Copy every line of the listing below verbatim, from the first line through the last.

Material provided:
START

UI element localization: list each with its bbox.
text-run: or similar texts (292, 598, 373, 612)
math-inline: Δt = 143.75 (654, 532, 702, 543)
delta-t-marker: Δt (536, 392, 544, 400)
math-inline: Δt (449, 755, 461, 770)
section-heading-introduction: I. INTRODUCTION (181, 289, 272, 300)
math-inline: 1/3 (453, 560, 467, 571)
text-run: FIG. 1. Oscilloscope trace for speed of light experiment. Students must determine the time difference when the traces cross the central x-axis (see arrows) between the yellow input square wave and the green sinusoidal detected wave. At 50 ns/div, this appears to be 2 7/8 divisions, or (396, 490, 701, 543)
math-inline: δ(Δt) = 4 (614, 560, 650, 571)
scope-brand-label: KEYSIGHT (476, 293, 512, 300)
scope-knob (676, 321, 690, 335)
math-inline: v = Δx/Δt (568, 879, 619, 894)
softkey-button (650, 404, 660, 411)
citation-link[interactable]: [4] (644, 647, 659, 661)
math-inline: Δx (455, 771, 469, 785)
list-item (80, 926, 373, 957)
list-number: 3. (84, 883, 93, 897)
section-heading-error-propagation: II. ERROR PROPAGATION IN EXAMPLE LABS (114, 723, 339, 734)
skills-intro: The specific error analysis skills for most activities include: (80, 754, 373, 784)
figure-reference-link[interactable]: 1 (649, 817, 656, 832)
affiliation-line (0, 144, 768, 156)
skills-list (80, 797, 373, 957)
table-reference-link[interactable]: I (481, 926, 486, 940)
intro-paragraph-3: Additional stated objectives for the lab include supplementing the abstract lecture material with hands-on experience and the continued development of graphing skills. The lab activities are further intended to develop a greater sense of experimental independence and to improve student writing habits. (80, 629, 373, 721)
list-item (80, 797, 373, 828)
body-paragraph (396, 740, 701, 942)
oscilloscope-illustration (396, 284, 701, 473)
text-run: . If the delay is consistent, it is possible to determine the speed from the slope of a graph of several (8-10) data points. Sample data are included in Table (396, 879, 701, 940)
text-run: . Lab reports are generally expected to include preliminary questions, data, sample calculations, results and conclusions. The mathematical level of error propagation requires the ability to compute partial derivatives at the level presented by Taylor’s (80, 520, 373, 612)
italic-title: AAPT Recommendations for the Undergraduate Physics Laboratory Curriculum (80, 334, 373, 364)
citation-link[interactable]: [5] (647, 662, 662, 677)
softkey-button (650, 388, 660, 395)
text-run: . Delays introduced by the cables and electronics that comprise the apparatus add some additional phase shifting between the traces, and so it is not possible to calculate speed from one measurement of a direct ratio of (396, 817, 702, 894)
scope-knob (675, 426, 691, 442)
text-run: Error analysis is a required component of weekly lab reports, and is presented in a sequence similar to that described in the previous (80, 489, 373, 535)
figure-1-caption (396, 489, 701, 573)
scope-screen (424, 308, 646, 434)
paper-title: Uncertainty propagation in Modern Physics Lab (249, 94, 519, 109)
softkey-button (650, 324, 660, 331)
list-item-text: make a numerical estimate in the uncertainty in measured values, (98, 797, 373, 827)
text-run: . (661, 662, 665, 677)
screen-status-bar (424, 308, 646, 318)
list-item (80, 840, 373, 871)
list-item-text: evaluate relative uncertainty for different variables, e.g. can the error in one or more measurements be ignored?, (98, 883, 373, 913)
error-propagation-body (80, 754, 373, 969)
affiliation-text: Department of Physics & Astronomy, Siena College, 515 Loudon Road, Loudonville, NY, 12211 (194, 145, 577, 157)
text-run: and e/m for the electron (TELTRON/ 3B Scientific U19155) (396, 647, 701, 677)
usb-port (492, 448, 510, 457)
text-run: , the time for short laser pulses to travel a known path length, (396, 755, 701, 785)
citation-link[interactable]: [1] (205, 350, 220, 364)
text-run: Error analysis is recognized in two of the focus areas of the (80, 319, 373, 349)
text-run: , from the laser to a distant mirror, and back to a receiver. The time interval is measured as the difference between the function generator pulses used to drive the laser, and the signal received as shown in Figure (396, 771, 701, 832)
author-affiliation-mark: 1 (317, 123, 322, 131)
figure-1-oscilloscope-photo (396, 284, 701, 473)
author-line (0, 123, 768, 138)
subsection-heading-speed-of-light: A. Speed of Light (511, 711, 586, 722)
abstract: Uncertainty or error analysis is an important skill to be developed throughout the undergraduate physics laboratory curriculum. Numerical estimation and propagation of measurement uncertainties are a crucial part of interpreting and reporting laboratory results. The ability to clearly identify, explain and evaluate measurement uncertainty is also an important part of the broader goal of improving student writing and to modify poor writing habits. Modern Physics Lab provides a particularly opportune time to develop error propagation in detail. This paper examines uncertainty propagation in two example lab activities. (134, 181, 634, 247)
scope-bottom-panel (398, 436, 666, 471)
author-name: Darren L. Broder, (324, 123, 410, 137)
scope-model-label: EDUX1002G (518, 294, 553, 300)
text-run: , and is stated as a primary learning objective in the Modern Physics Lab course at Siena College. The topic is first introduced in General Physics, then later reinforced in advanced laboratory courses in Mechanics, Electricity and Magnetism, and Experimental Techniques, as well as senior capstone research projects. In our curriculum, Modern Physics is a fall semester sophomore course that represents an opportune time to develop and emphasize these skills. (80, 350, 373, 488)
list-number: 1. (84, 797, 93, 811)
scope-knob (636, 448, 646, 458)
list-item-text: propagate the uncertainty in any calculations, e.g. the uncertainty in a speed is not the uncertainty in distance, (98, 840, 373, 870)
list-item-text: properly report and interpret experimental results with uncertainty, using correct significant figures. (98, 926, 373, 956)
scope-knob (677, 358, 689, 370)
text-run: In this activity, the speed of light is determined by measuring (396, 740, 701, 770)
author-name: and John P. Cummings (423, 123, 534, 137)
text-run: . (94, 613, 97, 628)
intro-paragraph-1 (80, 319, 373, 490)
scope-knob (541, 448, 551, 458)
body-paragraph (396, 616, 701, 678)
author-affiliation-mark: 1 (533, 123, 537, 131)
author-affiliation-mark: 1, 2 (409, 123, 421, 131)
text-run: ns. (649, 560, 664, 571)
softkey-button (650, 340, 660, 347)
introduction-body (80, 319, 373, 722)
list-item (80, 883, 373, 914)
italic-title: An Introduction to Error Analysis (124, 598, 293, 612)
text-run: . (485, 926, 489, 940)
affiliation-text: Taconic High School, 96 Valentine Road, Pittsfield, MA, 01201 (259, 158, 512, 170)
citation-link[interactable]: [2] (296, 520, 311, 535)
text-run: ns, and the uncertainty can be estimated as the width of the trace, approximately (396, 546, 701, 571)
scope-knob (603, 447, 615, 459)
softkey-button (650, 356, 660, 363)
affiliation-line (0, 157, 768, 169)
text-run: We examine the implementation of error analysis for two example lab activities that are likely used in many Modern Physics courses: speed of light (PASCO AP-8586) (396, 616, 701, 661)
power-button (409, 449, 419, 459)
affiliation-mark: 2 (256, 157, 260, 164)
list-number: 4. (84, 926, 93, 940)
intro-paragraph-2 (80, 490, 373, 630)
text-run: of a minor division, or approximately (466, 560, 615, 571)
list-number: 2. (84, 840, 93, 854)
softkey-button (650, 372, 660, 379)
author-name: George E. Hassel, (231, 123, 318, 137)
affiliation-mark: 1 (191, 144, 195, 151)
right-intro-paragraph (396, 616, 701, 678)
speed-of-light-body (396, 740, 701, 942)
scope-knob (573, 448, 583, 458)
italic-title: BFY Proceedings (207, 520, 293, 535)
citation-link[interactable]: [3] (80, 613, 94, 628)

END

Answer below:
UI element localization: list each with its bbox.
text-run: or similar texts (292, 598, 373, 612)
math-inline: Δt = 143.75 (654, 532, 702, 543)
delta-t-marker: Δt (536, 392, 544, 400)
math-inline: Δt (449, 755, 461, 770)
section-heading-introduction: I. INTRODUCTION (181, 289, 272, 300)
math-inline: 1/3 (453, 560, 467, 571)
text-run: FIG. 1. Oscilloscope trace for speed of light experiment. Students must determine the time difference when the traces cross the central x-axis (see arrows) between the yellow input square wave and the green sinusoidal detected wave. At 50 ns/div, this appears to be 2 7/8 divisions, or (396, 490, 701, 543)
math-inline: δ(Δt) = 4 (614, 560, 650, 571)
scope-brand-label: KEYSIGHT (476, 293, 512, 300)
scope-knob (676, 321, 690, 335)
math-inline: v = Δx/Δt (568, 879, 619, 894)
softkey-button (650, 404, 660, 411)
citation-link[interactable]: [4] (644, 647, 659, 661)
math-inline: Δx (455, 771, 469, 785)
list-item (80, 926, 373, 957)
list-number: 3. (84, 883, 93, 897)
section-heading-error-propagation: II. ERROR PROPAGATION IN EXAMPLE LABS (114, 723, 339, 734)
skills-intro: The specific error analysis skills for most activities include: (80, 754, 373, 784)
figure-reference-link[interactable]: 1 (649, 817, 656, 832)
affiliation-line (0, 144, 768, 156)
skills-list (80, 797, 373, 957)
table-reference-link[interactable]: I (481, 926, 486, 940)
intro-paragraph-3: Additional stated objectives for the lab include supplementing the abstract lecture material with hands-on experience and the continued development of graphing skills. The lab activities are further intended to develop a greater sense of experimental independence and to improve student writing habits. (80, 629, 373, 721)
list-item (80, 797, 373, 828)
body-paragraph (396, 740, 701, 942)
oscilloscope-illustration (396, 284, 701, 473)
text-run: . If the delay is consistent, it is possible to determine the speed from the slope of a graph of several (8-10) data points. Sample data are included in Table (396, 879, 701, 940)
text-run: . Lab reports are generally expected to include preliminary questions, data, sample calculations, results and conclusions. The mathematical level of error propagation requires the ability to compute partial derivatives at the level presented by Taylor’s (80, 520, 373, 612)
italic-title: AAPT Recommendations for the Undergraduate Physics Laboratory Curriculum (80, 334, 373, 364)
citation-link[interactable]: [5] (647, 662, 662, 677)
softkey-button (650, 388, 660, 395)
text-run: . Delays introduced by the cables and electronics that comprise the apparatus add some additional phase shifting between the traces, and so it is not possible to calculate speed from one measurement of a direct ratio of (396, 817, 702, 894)
scope-knob (675, 426, 691, 442)
text-run: Error analysis is a required component of weekly lab reports, and is presented in a sequence similar to that described in the previous (80, 489, 373, 535)
figure-1-caption (396, 489, 701, 573)
scope-screen (424, 308, 646, 434)
paper-title: Uncertainty propagation in Modern Physics Lab (249, 94, 519, 109)
softkey-button (650, 324, 660, 331)
list-item-text: make a numerical estimate in the uncertainty in measured values, (98, 797, 373, 827)
text-run: . (661, 662, 665, 677)
screen-status-bar (424, 308, 646, 318)
list-item (80, 840, 373, 871)
list-item-text: evaluate relative uncertainty for different variables, e.g. can the error in one or more measurements be ignored?, (98, 883, 373, 913)
error-propagation-body (80, 754, 373, 969)
affiliation-text: Department of Physics & Astronomy, Siena College, 515 Loudon Road, Loudonville, NY, 12211 (194, 145, 577, 157)
text-run: and e/m for the electron (TELTRON/ 3B Scientific U19155) (396, 647, 701, 677)
usb-port (492, 448, 510, 457)
text-run: , the time for short laser pulses to travel a known path length, (396, 755, 701, 785)
citation-link[interactable]: [1] (205, 350, 220, 364)
text-run: Error analysis is recognized in two of the focus areas of the (80, 319, 373, 349)
text-run: , from the laser to a distant mirror, and back to a receiver. The time interval is measured as the difference between the function generator pulses used to drive the laser, and the signal received as shown in Figure (396, 771, 701, 832)
author-affiliation-mark: 1 (317, 123, 322, 131)
figure-1-oscilloscope-photo (396, 284, 701, 473)
author-line (0, 123, 768, 138)
subsection-heading-speed-of-light: A. Speed of Light (511, 711, 586, 722)
abstract: Uncertainty or error analysis is an important skill to be developed throughout the undergraduate physics laboratory curriculum. Numerical estimation and propagation of measurement uncertainties are a crucial part of interpreting and reporting laboratory results. The ability to clearly identify, explain and evaluate measurement uncertainty is also an important part of the broader goal of improving student writing and to modify poor writing habits. Modern Physics Lab provides a particularly opportune time to develop error propagation in detail. This paper examines uncertainty propagation in two example lab activities. (134, 181, 634, 247)
scope-bottom-panel (398, 436, 666, 471)
author-name: Darren L. Broder, (324, 123, 410, 137)
scope-model-label: EDUX1002G (518, 294, 553, 300)
text-run: , and is stated as a primary learning objective in the Modern Physics Lab course at Siena College. The topic is first introduced in General Physics, then later reinforced in advanced laboratory courses in Mechanics, Electricity and Magnetism, and Experimental Techniques, as well as senior capstone research projects. In our curriculum, Modern Physics is a fall semester sophomore course that represents an opportune time to develop and emphasize these skills. (80, 350, 373, 488)
list-number: 1. (84, 797, 93, 811)
scope-knob (636, 448, 646, 458)
list-item-text: propagate the uncertainty in any calculations, e.g. the uncertainty in a speed is not the uncertainty in distance, (98, 840, 373, 870)
list-item-text: properly report and interpret experimental results with uncertainty, using correct significant figures. (98, 926, 373, 956)
scope-knob (677, 358, 689, 370)
text-run: In this activity, the speed of light is determined by measuring (396, 740, 701, 770)
author-name: and John P. Cummings (423, 123, 534, 137)
text-run: . (94, 613, 97, 628)
intro-paragraph-1 (80, 319, 373, 490)
scope-knob (541, 448, 551, 458)
body-paragraph (396, 616, 701, 678)
author-affiliation-mark: 1 (533, 123, 537, 131)
author-affiliation-mark: 1, 2 (409, 123, 421, 131)
text-run: ns. (649, 560, 664, 571)
softkey-button (650, 340, 660, 347)
introduction-body (80, 319, 373, 722)
list-item (80, 883, 373, 914)
italic-title: An Introduction to Error Analysis (124, 598, 293, 612)
text-run: . (485, 926, 489, 940)
affiliation-text: Taconic High School, 96 Valentine Road, Pittsfield, MA, 01201 (259, 158, 512, 170)
citation-link[interactable]: [2] (296, 520, 311, 535)
text-run: ns, and the uncertainty can be estimated as the width of the trace, approximately (396, 546, 701, 571)
scope-knob (603, 447, 615, 459)
softkey-button (650, 356, 660, 363)
affiliation-line (0, 157, 768, 169)
text-run: We examine the implementation of error analysis for two example lab activities that are likely used in many Modern Physics courses: speed of light (PASCO AP-8586) (396, 616, 701, 661)
power-button (409, 449, 419, 459)
affiliation-mark: 2 (256, 157, 260, 164)
list-number: 4. (84, 926, 93, 940)
intro-paragraph-2 (80, 490, 373, 630)
text-run: of a minor division, or approximately (466, 560, 615, 571)
list-number: 2. (84, 840, 93, 854)
softkey-button (650, 372, 660, 379)
author-name: George E. Hassel, (231, 123, 318, 137)
affiliation-mark: 1 (191, 144, 195, 151)
right-intro-paragraph (396, 616, 701, 678)
speed-of-light-body (396, 740, 701, 942)
scope-knob (573, 448, 583, 458)
italic-title: BFY Proceedings (207, 520, 293, 535)
citation-link[interactable]: [3] (80, 613, 94, 628)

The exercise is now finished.